DATA RECORDS:
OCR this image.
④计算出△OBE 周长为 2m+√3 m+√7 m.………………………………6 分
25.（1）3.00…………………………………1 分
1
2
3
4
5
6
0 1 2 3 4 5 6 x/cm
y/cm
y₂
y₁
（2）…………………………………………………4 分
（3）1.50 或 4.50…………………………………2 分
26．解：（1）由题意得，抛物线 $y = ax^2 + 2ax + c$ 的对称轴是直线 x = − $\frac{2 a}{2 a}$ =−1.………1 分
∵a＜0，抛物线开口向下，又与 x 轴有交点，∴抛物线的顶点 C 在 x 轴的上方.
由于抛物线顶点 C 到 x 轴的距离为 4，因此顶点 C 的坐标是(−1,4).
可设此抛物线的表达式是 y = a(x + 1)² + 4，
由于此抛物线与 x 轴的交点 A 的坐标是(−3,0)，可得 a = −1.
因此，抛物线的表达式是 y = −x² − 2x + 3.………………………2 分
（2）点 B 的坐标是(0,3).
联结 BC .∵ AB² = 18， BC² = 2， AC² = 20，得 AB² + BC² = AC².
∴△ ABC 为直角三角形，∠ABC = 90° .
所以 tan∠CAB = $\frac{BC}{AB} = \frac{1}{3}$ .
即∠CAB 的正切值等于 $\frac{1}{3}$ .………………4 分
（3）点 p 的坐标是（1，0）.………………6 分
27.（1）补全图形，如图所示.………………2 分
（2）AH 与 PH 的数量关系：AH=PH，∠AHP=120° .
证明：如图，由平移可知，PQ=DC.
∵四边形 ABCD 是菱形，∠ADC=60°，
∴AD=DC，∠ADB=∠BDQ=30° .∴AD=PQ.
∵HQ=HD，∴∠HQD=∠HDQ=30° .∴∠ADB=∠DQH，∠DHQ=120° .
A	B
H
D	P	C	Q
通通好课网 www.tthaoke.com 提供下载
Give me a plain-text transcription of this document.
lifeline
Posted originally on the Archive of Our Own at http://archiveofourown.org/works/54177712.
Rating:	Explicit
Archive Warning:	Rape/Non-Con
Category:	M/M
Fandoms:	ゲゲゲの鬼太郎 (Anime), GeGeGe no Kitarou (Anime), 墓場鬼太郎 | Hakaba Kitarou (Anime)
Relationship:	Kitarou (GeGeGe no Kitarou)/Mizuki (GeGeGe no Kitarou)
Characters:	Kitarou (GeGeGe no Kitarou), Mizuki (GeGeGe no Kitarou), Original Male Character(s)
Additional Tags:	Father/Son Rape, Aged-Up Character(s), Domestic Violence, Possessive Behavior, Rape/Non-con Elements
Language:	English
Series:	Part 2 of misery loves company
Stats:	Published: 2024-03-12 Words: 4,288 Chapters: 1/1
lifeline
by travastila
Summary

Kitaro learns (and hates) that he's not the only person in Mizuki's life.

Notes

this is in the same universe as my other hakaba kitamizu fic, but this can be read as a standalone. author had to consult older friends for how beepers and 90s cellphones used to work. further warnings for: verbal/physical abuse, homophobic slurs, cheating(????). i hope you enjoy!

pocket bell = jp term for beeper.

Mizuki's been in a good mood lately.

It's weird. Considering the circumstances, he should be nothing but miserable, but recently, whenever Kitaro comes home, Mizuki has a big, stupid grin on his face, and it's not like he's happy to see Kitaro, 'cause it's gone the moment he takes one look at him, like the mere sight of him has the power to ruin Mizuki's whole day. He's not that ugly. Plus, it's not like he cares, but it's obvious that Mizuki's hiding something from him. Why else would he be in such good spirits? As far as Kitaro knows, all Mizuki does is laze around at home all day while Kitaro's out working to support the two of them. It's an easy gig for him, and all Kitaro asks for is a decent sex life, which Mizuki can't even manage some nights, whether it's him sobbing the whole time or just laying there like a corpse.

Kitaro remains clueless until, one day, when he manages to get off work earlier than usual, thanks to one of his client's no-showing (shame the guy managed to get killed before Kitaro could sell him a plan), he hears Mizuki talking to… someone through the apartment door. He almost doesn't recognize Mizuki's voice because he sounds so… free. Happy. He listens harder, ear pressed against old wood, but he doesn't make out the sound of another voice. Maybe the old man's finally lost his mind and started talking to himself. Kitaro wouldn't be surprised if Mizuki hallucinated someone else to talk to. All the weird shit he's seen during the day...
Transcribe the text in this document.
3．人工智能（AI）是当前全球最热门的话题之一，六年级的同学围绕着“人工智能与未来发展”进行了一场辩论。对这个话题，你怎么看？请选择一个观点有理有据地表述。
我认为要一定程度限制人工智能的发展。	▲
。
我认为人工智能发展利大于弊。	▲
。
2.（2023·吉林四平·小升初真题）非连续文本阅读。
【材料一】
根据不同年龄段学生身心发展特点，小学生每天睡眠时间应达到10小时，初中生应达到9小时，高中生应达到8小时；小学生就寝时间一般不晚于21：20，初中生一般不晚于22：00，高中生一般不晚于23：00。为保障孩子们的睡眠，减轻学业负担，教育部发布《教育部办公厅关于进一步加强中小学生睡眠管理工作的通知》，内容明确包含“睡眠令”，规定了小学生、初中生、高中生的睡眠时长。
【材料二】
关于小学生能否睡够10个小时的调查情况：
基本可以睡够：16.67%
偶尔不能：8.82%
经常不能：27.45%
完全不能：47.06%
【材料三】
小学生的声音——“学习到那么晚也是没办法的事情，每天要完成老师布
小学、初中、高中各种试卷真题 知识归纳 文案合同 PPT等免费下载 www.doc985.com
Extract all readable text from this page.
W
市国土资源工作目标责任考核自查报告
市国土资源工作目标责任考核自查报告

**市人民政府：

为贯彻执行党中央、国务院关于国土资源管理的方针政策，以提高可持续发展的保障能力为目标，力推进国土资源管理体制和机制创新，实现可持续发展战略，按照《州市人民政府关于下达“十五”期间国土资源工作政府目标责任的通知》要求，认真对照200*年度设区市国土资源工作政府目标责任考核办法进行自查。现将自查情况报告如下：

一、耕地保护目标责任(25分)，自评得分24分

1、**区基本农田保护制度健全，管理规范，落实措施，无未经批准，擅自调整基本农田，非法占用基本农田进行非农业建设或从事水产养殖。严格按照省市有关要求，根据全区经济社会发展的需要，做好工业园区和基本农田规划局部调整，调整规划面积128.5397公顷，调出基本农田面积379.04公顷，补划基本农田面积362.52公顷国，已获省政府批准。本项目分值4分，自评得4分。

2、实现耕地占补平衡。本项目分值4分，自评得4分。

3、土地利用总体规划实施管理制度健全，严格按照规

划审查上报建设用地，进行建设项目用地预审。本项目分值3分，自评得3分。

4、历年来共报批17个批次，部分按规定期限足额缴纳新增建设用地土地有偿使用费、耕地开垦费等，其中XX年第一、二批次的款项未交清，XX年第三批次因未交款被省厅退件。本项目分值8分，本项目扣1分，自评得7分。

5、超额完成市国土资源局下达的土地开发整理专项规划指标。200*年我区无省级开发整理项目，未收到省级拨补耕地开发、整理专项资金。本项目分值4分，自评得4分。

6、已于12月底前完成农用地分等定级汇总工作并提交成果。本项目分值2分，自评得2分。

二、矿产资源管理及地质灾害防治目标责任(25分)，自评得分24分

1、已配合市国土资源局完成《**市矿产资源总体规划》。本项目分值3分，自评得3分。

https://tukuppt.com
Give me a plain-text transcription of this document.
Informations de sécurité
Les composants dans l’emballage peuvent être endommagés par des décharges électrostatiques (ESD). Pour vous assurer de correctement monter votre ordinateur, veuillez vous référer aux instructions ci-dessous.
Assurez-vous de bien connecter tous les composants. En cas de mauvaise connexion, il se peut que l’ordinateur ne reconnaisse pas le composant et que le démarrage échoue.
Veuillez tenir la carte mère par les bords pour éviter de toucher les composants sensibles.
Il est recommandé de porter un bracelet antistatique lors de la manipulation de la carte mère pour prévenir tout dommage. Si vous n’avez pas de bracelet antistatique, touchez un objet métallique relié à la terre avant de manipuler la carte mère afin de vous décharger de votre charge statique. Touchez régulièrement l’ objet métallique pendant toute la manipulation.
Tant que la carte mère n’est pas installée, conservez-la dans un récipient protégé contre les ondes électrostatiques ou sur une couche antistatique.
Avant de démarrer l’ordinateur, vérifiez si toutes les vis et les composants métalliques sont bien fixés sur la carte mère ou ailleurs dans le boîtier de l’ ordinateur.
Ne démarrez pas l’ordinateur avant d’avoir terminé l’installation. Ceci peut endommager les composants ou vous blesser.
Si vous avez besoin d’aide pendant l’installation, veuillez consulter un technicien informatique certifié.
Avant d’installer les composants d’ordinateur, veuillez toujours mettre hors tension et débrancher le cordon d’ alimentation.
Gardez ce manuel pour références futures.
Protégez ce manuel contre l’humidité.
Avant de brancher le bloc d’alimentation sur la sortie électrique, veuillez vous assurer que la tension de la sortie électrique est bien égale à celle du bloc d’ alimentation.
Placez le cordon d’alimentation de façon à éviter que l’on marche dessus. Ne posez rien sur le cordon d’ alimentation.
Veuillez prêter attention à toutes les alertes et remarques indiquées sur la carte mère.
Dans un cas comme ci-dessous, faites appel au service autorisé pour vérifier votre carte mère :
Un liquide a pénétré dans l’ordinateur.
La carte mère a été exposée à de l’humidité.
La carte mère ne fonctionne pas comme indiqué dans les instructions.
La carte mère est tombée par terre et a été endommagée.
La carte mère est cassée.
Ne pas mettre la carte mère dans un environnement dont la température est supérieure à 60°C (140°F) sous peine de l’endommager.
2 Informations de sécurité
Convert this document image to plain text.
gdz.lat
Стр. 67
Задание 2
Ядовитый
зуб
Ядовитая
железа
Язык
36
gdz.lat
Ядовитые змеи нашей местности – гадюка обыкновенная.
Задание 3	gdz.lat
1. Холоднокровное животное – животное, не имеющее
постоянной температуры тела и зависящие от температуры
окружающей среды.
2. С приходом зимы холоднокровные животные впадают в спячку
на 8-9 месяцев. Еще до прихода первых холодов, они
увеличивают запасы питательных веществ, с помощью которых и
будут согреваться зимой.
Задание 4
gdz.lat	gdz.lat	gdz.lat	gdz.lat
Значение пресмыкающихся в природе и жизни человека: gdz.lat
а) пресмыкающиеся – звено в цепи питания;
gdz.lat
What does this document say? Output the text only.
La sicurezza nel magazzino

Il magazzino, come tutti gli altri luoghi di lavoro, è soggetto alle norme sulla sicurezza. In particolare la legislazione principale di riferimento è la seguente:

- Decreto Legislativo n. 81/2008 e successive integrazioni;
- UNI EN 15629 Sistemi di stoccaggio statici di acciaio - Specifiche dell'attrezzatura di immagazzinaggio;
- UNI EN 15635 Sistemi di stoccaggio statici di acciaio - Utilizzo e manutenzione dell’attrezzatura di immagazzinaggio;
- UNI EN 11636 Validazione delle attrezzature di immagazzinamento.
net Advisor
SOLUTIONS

INSTRUCTIONS FOR THE TASK: In the records above, how many lines hold the string "this"? Reply with only the number.

EXERCISE SOLUTION: 8